= Work instructions =
Extract all lines that hold the string "JSON".

= Input =
————————

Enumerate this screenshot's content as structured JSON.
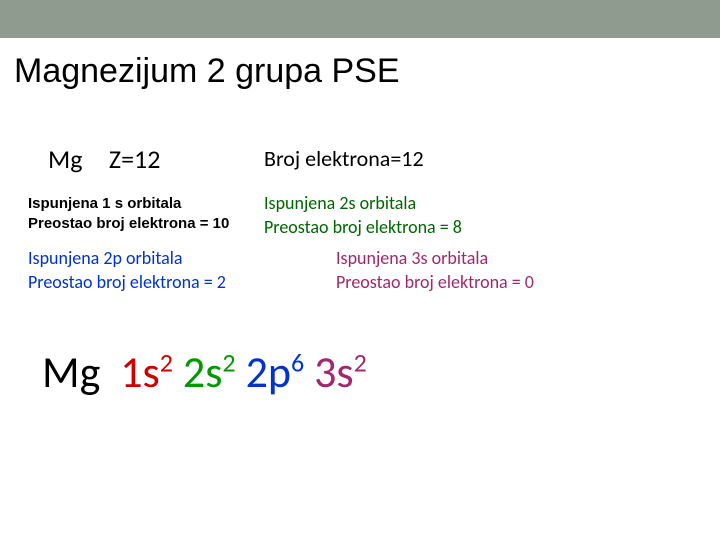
{
  "title": "Magnezijum 2 grupa PSE",
  "row1": {
    "symbol": "Mg",
    "z": "Z=12",
    "electron_count": "Broj elektrona=12"
  },
  "orbital_1s": {
    "line1": "Ispunjena 1 s orbitala",
    "line2": "Preostao broj elektrona = 10"
  },
  "orbital_2s": {
    "line1": "Ispunjena 2s orbitala",
    "line2": "Preostao broj elektrona = 8"
  },
  "orbital_2p": {
    "line1": "Ispunjena 2p orbitala",
    "line2": "Preostao broj elektrona = 2"
  },
  "orbital_3s": {
    "line1": "Ispunjena 3s orbitala",
    "line2": "Preostao broj elektrona = 0"
  },
  "config": {
    "element": "Mg",
    "t1": "1s",
    "e1": "2",
    "t2": "2s",
    "e2": "2",
    "t3": "2p",
    "e3": "6",
    "t4": "3s",
    "e4": "2"
  },
  "colors": {
    "topbar": "#8f9b8f",
    "c_1s": "#cc0000",
    "c_2s": "#009900",
    "c_2p": "#0033cc",
    "c_3s": "#a0286c"
  }
}
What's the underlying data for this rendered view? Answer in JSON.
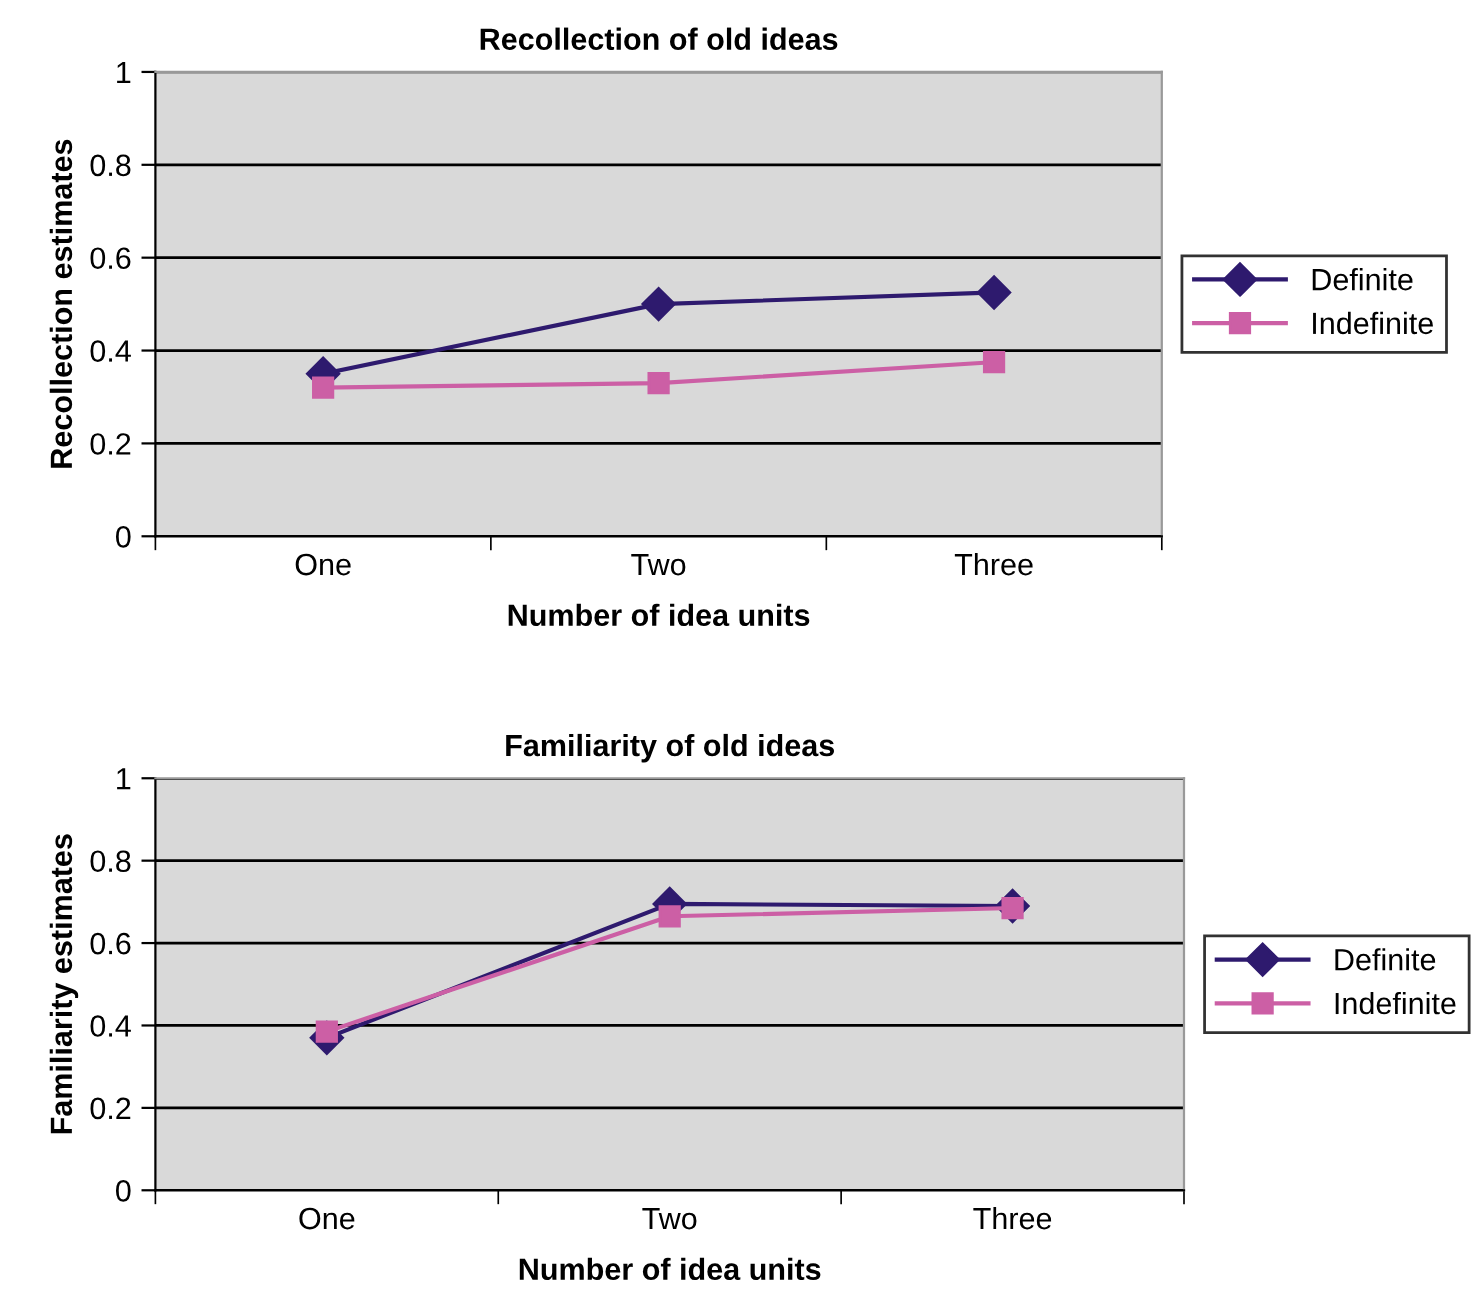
{
  "chart_data": [
    {
      "type": "line",
      "title": "Recollection of old ideas",
      "xlabel": "Number of idea units",
      "ylabel": "Recollection estimates",
      "categories": [
        "One",
        "Two",
        "Three"
      ],
      "series": [
        {
          "name": "Definite",
          "color": "#2e1a6e",
          "values": [
            0.35,
            0.5,
            0.525
          ],
          "marker": "diamond"
        },
        {
          "name": "Indefinite",
          "color": "#cc5fa5",
          "values": [
            0.32,
            0.33,
            0.375
          ],
          "marker": "square"
        }
      ],
      "ylim": [
        0,
        1
      ],
      "yticks": [
        0,
        0.2,
        0.4,
        0.6,
        0.8,
        1
      ],
      "grid": "y",
      "legend": "right",
      "line_style": "solid"
    },
    {
      "type": "line",
      "title": "Familiarity of old ideas",
      "xlabel": "Number of idea units",
      "ylabel": "Familiarity estimates",
      "categories": [
        "One",
        "Two",
        "Three"
      ],
      "series": [
        {
          "name": "Definite",
          "color": "#2e1a6e",
          "values": [
            0.37,
            0.695,
            0.69
          ],
          "marker": "diamond"
        },
        {
          "name": "Indefinite",
          "color": "#cc5fa5",
          "values": [
            0.385,
            0.665,
            0.685
          ],
          "marker": "square"
        }
      ],
      "ylim": [
        0,
        1
      ],
      "yticks": [
        0,
        0.2,
        0.4,
        0.6,
        0.8,
        1
      ],
      "grid": "y",
      "legend": "right",
      "line_style": "solid"
    }
  ]
}
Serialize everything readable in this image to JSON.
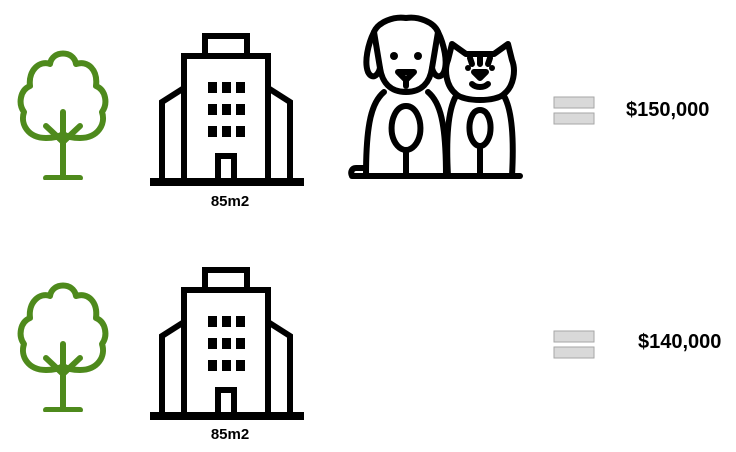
{
  "rows": [
    {
      "area": "85m2",
      "price": "$150,000",
      "has_pets": true
    },
    {
      "area": "85m2",
      "price": "$140,000",
      "has_pets": false
    }
  ],
  "colors": {
    "tree": "#4e8a1c",
    "equals": "#d9d9d9",
    "equals_border": "#a6a6a6",
    "ink": "#000000"
  },
  "icons": [
    "tree-icon",
    "building-icon",
    "dog-icon",
    "cat-icon",
    "equals-icon"
  ]
}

————————

= Right answer =
Enumerate this screenshot's content as structured JSON.
What's the underlying data for this rendered view? Answer in JSON.
Serialize everything readable in this image to JSON.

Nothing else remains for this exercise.